### DATASET RECORDS

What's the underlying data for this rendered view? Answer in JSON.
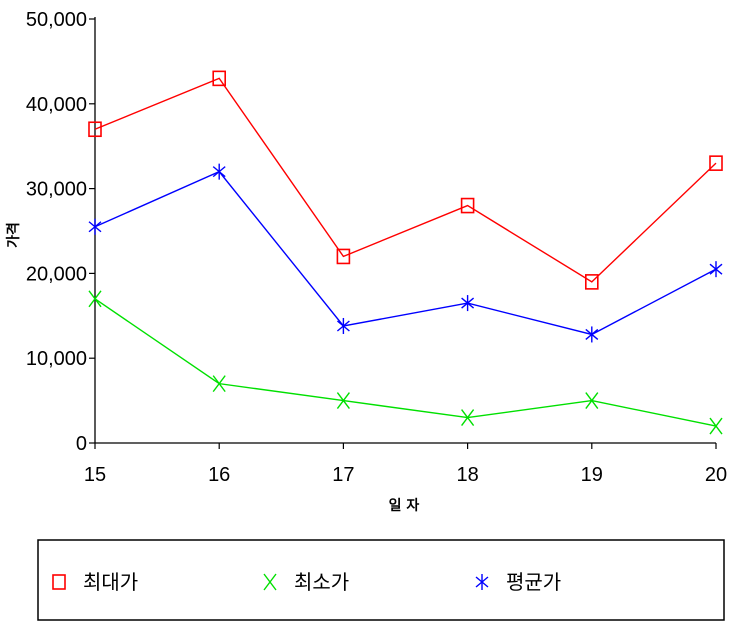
{
  "chart_data": {
    "type": "line",
    "x": [
      15,
      16,
      17,
      18,
      19,
      20
    ],
    "xlabel": "일 자",
    "ylabel": "가격",
    "xlim": [
      15,
      20
    ],
    "ylim": [
      0,
      50000
    ],
    "yticks": [
      "0",
      "10,000",
      "20,000",
      "30,000",
      "40,000",
      "50,000"
    ],
    "xticks": [
      "15",
      "16",
      "17",
      "18",
      "19",
      "20"
    ],
    "grid": false,
    "legend_position": "bottom",
    "series": [
      {
        "name": "최대가",
        "color": "#ff0000",
        "marker": "square",
        "values": [
          37000,
          43000,
          22000,
          28000,
          19000,
          33000
        ]
      },
      {
        "name": "최소가",
        "color": "#00e000",
        "marker": "x",
        "values": [
          17000,
          7000,
          5000,
          3000,
          5000,
          2000
        ]
      },
      {
        "name": "평균가",
        "color": "#0000ff",
        "marker": "asterisk",
        "values": [
          25500,
          32000,
          13800,
          16500,
          12800,
          20500
        ]
      }
    ]
  }
}
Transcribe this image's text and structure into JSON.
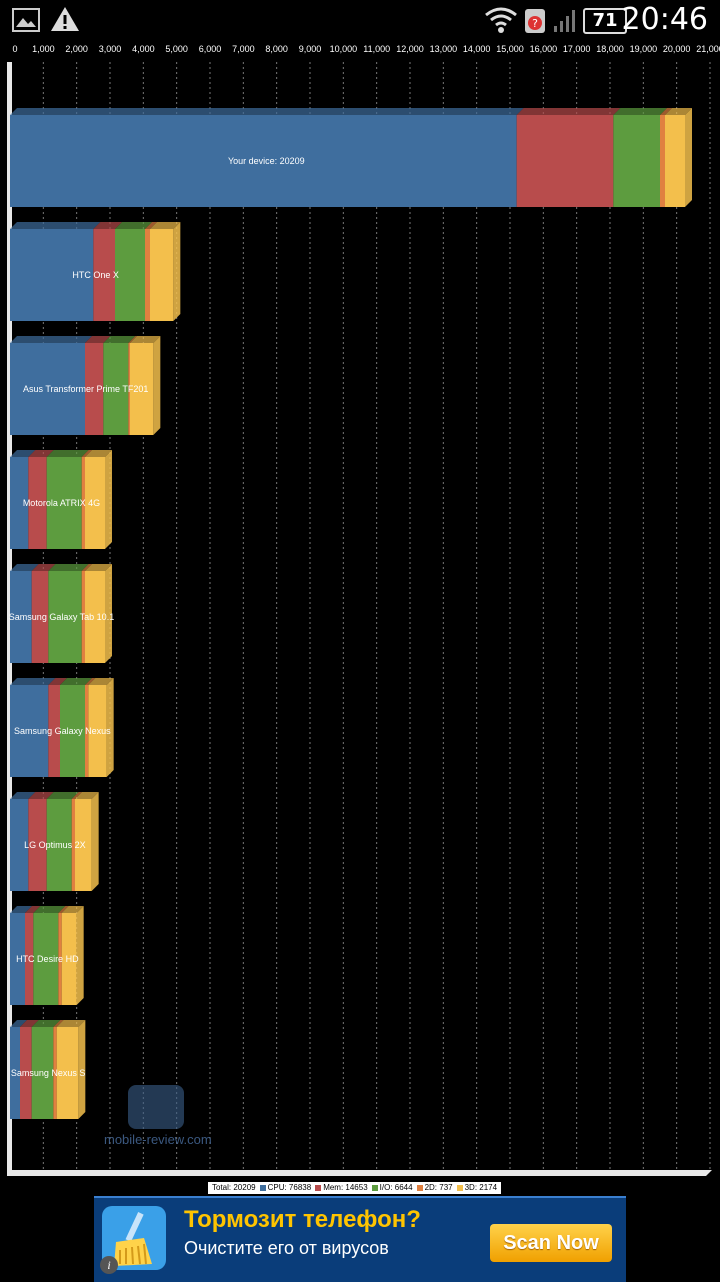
{
  "status_bar": {
    "time": "20:46",
    "battery": "71",
    "icons": [
      "gallery-icon",
      "warning-icon",
      "wifi-icon",
      "notification-icon",
      "signal-icon",
      "battery-icon"
    ]
  },
  "chart_data": {
    "type": "bar",
    "stacked": true,
    "orientation": "horizontal",
    "x_ticks": [
      "0",
      "1,000",
      "2,000",
      "3,000",
      "4,000",
      "5,000",
      "6,000",
      "7,000",
      "8,000",
      "9,000",
      "10,000",
      "11,000",
      "12,000",
      "13,000",
      "14,000",
      "15,000",
      "16,000",
      "17,000",
      "18,000",
      "19,000",
      "20,000",
      "21,000"
    ],
    "xlim": [
      0,
      21000
    ],
    "grid": true,
    "categories": [
      "Your device: 20209",
      "HTC One X",
      "Asus Transformer Prime TF201",
      "Motorola ATRIX 4G",
      "Samsung Galaxy Tab 10.1",
      "Samsung Galaxy Nexus",
      "LG Optimus 2X",
      "HTC Desire HD",
      "Samsung Nexus S"
    ],
    "series": [
      {
        "name": "CPU",
        "color": "#3f6e9e",
        "values": [
          15200,
          2500,
          2250,
          550,
          650,
          1150,
          550,
          450,
          300
        ]
      },
      {
        "name": "Mem",
        "color": "#b84c4c",
        "values": [
          2900,
          650,
          550,
          550,
          500,
          350,
          550,
          250,
          350
        ]
      },
      {
        "name": "I/O",
        "color": "#5d9c3f",
        "values": [
          1400,
          900,
          750,
          1050,
          1000,
          750,
          750,
          750,
          650
        ]
      },
      {
        "name": "2D",
        "color": "#e08040",
        "values": [
          150,
          150,
          50,
          100,
          100,
          100,
          100,
          100,
          100
        ]
      },
      {
        "name": "3D",
        "color": "#f3bf4c",
        "values": [
          600,
          700,
          700,
          600,
          600,
          550,
          500,
          450,
          650
        ]
      }
    ],
    "legend": {
      "position": "bottom",
      "total": "Total: 20209",
      "items": [
        "CPU: 76838",
        "Mem: 14653",
        "I/O: 6644",
        "2D: 737",
        "3D: 2174"
      ]
    }
  },
  "ad": {
    "title": "Тормозит телефон?",
    "subtitle": "Очистите его от вирусов",
    "button": "Scan Now",
    "info": "i",
    "icon": "broom-icon"
  },
  "watermark": "mobile-review.com"
}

######

STATED PROBLEM
The data should be printed again unchanged; leave its pictures out.

SOLUTION BELOW
What's the underlying data for this rendered view? Answer in JSON.
{
  "chart_data": {
    "type": "line",
    "x": [
      15,
      16,
      17,
      18,
      19,
      20
    ],
    "xlabel": "일 자",
    "ylabel": "가격",
    "xlim": [
      15,
      20
    ],
    "ylim": [
      0,
      50000
    ],
    "yticks": [
      "0",
      "10,000",
      "20,000",
      "30,000",
      "40,000",
      "50,000"
    ],
    "xticks": [
      "15",
      "16",
      "17",
      "18",
      "19",
      "20"
    ],
    "grid": false,
    "legend_position": "bottom",
    "series": [
      {
        "name": "최대가",
        "color": "#ff0000",
        "marker": "square",
        "values": [
          37000,
          43000,
          22000,
          28000,
          19000,
          33000
        ]
      },
      {
        "name": "최소가",
        "color": "#00e000",
        "marker": "x",
        "values": [
          17000,
          7000,
          5000,
          3000,
          5000,
          2000
        ]
      },
      {
        "name": "평균가",
        "color": "#0000ff",
        "marker": "asterisk",
        "values": [
          25500,
          32000,
          13800,
          16500,
          12800,
          20500
        ]
      }
    ]
  }
}
Transcribe this image's text and structure into JSON.
{
  "status_bar": {
    "time": "20:46",
    "battery": "71",
    "icons": [
      "gallery-icon",
      "warning-icon",
      "wifi-icon",
      "notification-icon",
      "signal-icon",
      "battery-icon"
    ]
  },
  "chart_data": {
    "type": "bar",
    "stacked": true,
    "orientation": "horizontal",
    "x_ticks": [
      "0",
      "1,000",
      "2,000",
      "3,000",
      "4,000",
      "5,000",
      "6,000",
      "7,000",
      "8,000",
      "9,000",
      "10,000",
      "11,000",
      "12,000",
      "13,000",
      "14,000",
      "15,000",
      "16,000",
      "17,000",
      "18,000",
      "19,000",
      "20,000",
      "21,000"
    ],
    "xlim": [
      0,
      21000
    ],
    "grid": true,
    "categories": [
      "Your device: 20209",
      "HTC One X",
      "Asus Transformer Prime TF201",
      "Motorola ATRIX 4G",
      "Samsung Galaxy Tab 10.1",
      "Samsung Galaxy Nexus",
      "LG Optimus 2X",
      "HTC Desire HD",
      "Samsung Nexus S"
    ],
    "series": [
      {
        "name": "CPU",
        "color": "#3f6e9e",
        "values": [
          15200,
          2500,
          2250,
          550,
          650,
          1150,
          550,
          450,
          300
        ]
      },
      {
        "name": "Mem",
        "color": "#b84c4c",
        "values": [
          2900,
          650,
          550,
          550,
          500,
          350,
          550,
          250,
          350
        ]
      },
      {
        "name": "I/O",
        "color": "#5d9c3f",
        "values": [
          1400,
          900,
          750,
          1050,
          1000,
          750,
          750,
          750,
          650
        ]
      },
      {
        "name": "2D",
        "color": "#e08040",
        "values": [
          150,
          150,
          50,
          100,
          100,
          100,
          100,
          100,
          100
        ]
      },
      {
        "name": "3D",
        "color": "#f3bf4c",
        "values": [
          600,
          700,
          700,
          600,
          600,
          550,
          500,
          450,
          650
        ]
      }
    ],
    "legend": {
      "position": "bottom",
      "total": "Total: 20209",
      "items": [
        "CPU: 76838",
        "Mem: 14653",
        "I/O: 6644",
        "2D: 737",
        "3D: 2174"
      ]
    }
  },
  "ad": {
    "title": "Тормозит телефон?",
    "subtitle": "Очистите его от вирусов",
    "button": "Scan Now",
    "info": "i",
    "icon": "broom-icon"
  },
  "watermark": "mobile-review.com"
}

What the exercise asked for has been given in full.